▶ _Stated goal A_: In the option exercise excerpt, which section specifies the payment that must accompany an exercise?
▶ _Stated goal B_: Please list every basis the option exercise excerpt gives for the Committee to set vesting dates.
▶ _Stated goal C_: Resume the option exercise excerpt from where it stops.

[Begin Excerpt]

The Committee may establish vesting dates based upon the passage of time and/or the satisfaction of Performance Goals or other
conditions as deemed appropriate by the Committee.

 

g.           Exercise
of Option. Options may be exercised only by delivery to the Company at its principal office address or to such transfer agent
as the Company shall designate of a written notice of exercise specifying the number of shares as to which such Option is being
exercised, signed by the proper person, or by notification of the Company-designated third party commercial provider (the “Third
Party Commercial Provider”), in accordance with the procedures approved by the Company and to which the holder of the
Option shall have ongoing access by means of accessing such person’s account maintained with the Third Party Commercial Provider,
together with payment in full as specified in Section 4(h) for the number of shares for which the Option is exercised.

[End Excerpt]
[Begin Data listing]

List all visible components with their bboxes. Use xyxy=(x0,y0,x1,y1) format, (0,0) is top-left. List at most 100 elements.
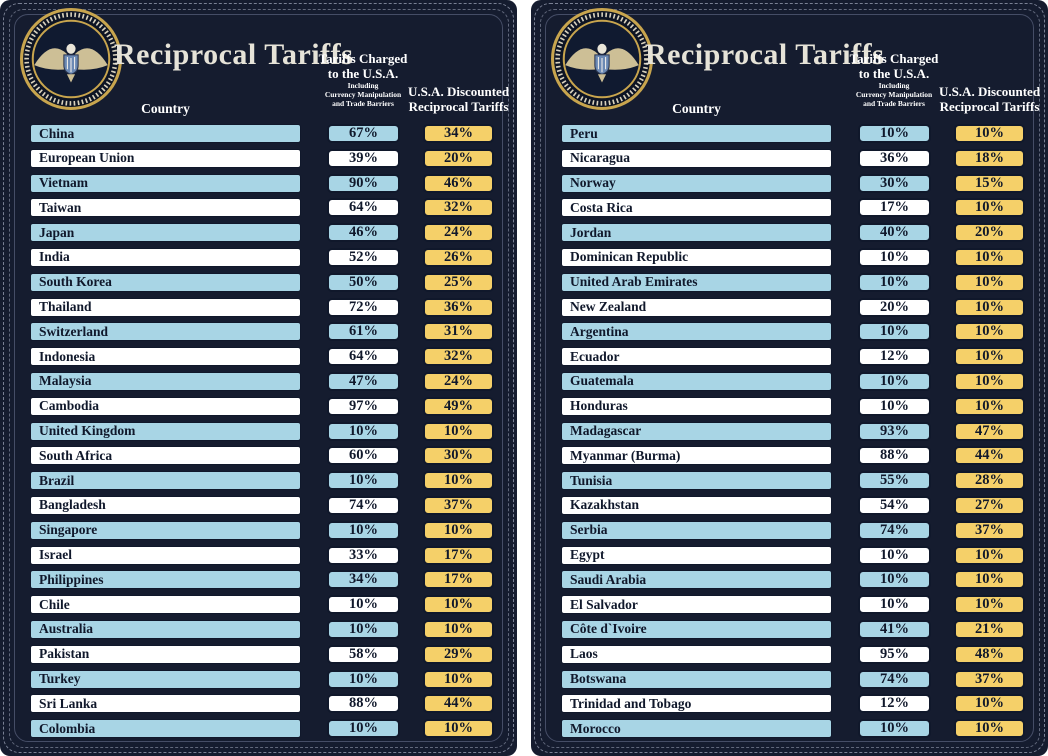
discount-tariff-cell: 10% xyxy=(423,669,494,689)
discount-tariff-cell: 10% xyxy=(423,421,494,441)
table-row: Japan 46% 24% xyxy=(30,223,494,248)
country-cell: Madagascar xyxy=(561,421,832,441)
table-row: Saudi Arabia 10% 10% xyxy=(561,570,1025,595)
discount-tariff-cell: 20% xyxy=(954,223,1025,243)
country-cell: China xyxy=(30,124,301,143)
discount-tariff-cell: 10% xyxy=(423,619,494,639)
charged-tariff-cell: 90% xyxy=(327,173,400,193)
charged-tariff-cell: 88% xyxy=(327,694,400,714)
charged-tariff-cell: 74% xyxy=(858,520,931,540)
country-cell: Norway xyxy=(561,173,832,193)
table-row: Madagascar 93% 47% xyxy=(561,421,1025,447)
table-row: New Zealand 20% 10% xyxy=(561,297,1025,323)
charged-tariff-cell: 97% xyxy=(327,396,400,416)
country-cell: New Zealand xyxy=(561,297,832,317)
country-cell: Peru xyxy=(561,124,832,143)
table-row: Myanmar (Burma) 88% 44% xyxy=(561,446,1025,471)
column-header-charged: Tariffs Charged to the U.S.A. Including … xyxy=(318,51,408,109)
charged-tariff-cell: 10% xyxy=(327,595,400,615)
charged-tariff-cell: 10% xyxy=(327,719,400,739)
charged-tariff-cell: 10% xyxy=(327,421,400,441)
discount-tariff-cell: 47% xyxy=(954,421,1025,441)
charged-tariff-cell: 20% xyxy=(858,297,931,317)
discount-tariff-cell: 10% xyxy=(954,272,1025,292)
charged-tariff-cell: 55% xyxy=(858,471,931,491)
discount-tariff-cell: 36% xyxy=(423,297,494,317)
country-cell: United Kingdom xyxy=(30,421,301,441)
charged-tariff-cell: 58% xyxy=(327,644,400,664)
discount-tariff-cell: 37% xyxy=(423,495,494,515)
country-cell: Saudi Arabia xyxy=(561,570,832,590)
charged-tariff-cell: 10% xyxy=(858,545,931,565)
charged-tariff-cell: 10% xyxy=(858,371,931,391)
table-row: China 67% 34% xyxy=(30,124,494,149)
discount-tariff-cell: 26% xyxy=(423,247,494,267)
charged-tariff-cell: 40% xyxy=(858,223,931,243)
presidential-seal-icon xyxy=(20,8,122,110)
table-row: Philippines 34% 17% xyxy=(30,570,494,595)
country-cell: Singapore xyxy=(30,520,301,540)
charged-tariff-cell: 30% xyxy=(858,173,931,193)
discount-tariff-cell: 18% xyxy=(954,148,1025,168)
table-row: Dominican Republic 10% 10% xyxy=(561,247,1025,273)
discount-tariff-cell: 46% xyxy=(423,173,494,193)
table-row: Peru 10% 10% xyxy=(561,124,1025,149)
table-row: Brazil 10% 10% xyxy=(30,471,494,496)
charged-tariff-cell: 10% xyxy=(858,272,931,292)
table-row: South Korea 50% 25% xyxy=(30,272,494,298)
charged-tariff-cell: 54% xyxy=(858,495,931,515)
charged-tariff-cell: 10% xyxy=(858,570,931,590)
tariff-rows: China 67% 34% European Union 39% 20% Vietnam 90… xyxy=(30,124,494,744)
discount-tariff-cell: 10% xyxy=(954,396,1025,416)
discount-tariff-cell: 10% xyxy=(954,347,1025,367)
discount-tariff-cell: 20% xyxy=(423,148,494,168)
table-row: Sri Lanka 88% 44% xyxy=(30,694,494,719)
table-row: Malaysia 47% 24% xyxy=(30,371,494,397)
presidential-seal-icon xyxy=(551,8,653,110)
charged-tariff-cell: 64% xyxy=(327,198,400,218)
table-row: Switzerland 61% 31% xyxy=(30,322,494,347)
discount-tariff-cell: 30% xyxy=(423,446,494,466)
charged-tariff-cell: 61% xyxy=(327,322,400,342)
table-row: Argentina 10% 10% xyxy=(561,322,1025,347)
discount-tariff-cell: 10% xyxy=(423,520,494,540)
table-row: Jordan 40% 20% xyxy=(561,223,1025,248)
charged-tariff-cell: 10% xyxy=(327,471,400,491)
country-cell: South Korea xyxy=(30,272,301,292)
discount-tariff-cell: 10% xyxy=(954,570,1025,590)
table-row: Serbia 74% 37% xyxy=(561,520,1025,546)
discount-tariff-cell: 37% xyxy=(954,669,1025,689)
charged-tariff-cell: 10% xyxy=(858,322,931,342)
charged-tariff-cell: 10% xyxy=(327,520,400,540)
table-row: United Arab Emirates 10% 10% xyxy=(561,272,1025,298)
discount-tariff-cell: 10% xyxy=(954,322,1025,342)
charged-tariff-cell: 46% xyxy=(327,223,400,243)
country-cell: Israel xyxy=(30,545,301,565)
table-row: Pakistan 58% 29% xyxy=(30,644,494,670)
table-row: Honduras 10% 10% xyxy=(561,396,1025,422)
country-cell: United Arab Emirates xyxy=(561,272,832,292)
country-cell: Argentina xyxy=(561,322,832,342)
charged-tariff-cell: 10% xyxy=(858,719,931,739)
country-cell: Myanmar (Burma) xyxy=(561,446,832,466)
charged-tariff-cell: 67% xyxy=(327,124,400,143)
country-cell: Cambodia xyxy=(30,396,301,416)
discount-tariff-cell: 10% xyxy=(423,471,494,491)
charged-tariff-cell: 17% xyxy=(858,198,931,218)
charged-tariff-cell: 52% xyxy=(327,247,400,267)
country-cell: Taiwan xyxy=(30,198,301,218)
discount-tariff-cell: 17% xyxy=(423,545,494,565)
charged-tariff-cell: 12% xyxy=(858,347,931,367)
country-cell: Thailand xyxy=(30,297,301,317)
discount-tariff-cell: 10% xyxy=(954,198,1025,218)
table-row: Vietnam 90% 46% xyxy=(30,173,494,199)
country-cell: Indonesia xyxy=(30,347,301,367)
table-row: Norway 30% 15% xyxy=(561,173,1025,199)
country-cell: India xyxy=(30,247,301,267)
country-cell: Botswana xyxy=(561,669,832,689)
country-cell: Pakistan xyxy=(30,644,301,664)
charged-tariff-cell: 74% xyxy=(858,669,931,689)
charged-tariff-cell: 34% xyxy=(327,570,400,590)
discount-tariff-cell: 32% xyxy=(423,347,494,367)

[End Data listing]

▶ _Task response A_: Section 4(h)

▶ _Task response B_:
- The passage of time
- The satisfaction of Performance Goals
- Other conditions as deemed appropriate by the Committee

▶ _Task response C_:
h.           Payment
Upon Exercise. Common Stock purchased upon the exercise of an Option shall be paid for by one or any combination of the following
forms of payment:

 

		(i)	in United States dollars in cash or by check or by fund transfer from the Option holder’s account maintained with the
Third Party Commercial Provider;

 

		(ii)	at the discretion of the Committee, through delivery of shares of Common Stock having a Fair Market Value equal as of the date
of the exercise to the cash exercise price of the Option;

 

		(iii)	at the discretion of the Committee and consistent with applicable law, through the delivery of an assignment to the Company
of a sufficient amount of the proceeds from the sale of the Common Stock acquired upon exercise of the Option and an authorization
to the Third Party Commercial Provider to pay that amount to the Company, which sale shall be at the Participant’s direction
at the time of exercise;

 

		(iv)	at the discretion of the Committee, by any combination of (i), (ii), or (iii) above.

 

If the Committee exercises its discretion to permit payment
of the exercise price of an Incentive Stock Option by means of the methods set forth in clauses (ii), (iii) or (iv) of the preceding
sentence, such discretion shall be exercised in writing at the time of the grant of the Incentive Stock Option in question.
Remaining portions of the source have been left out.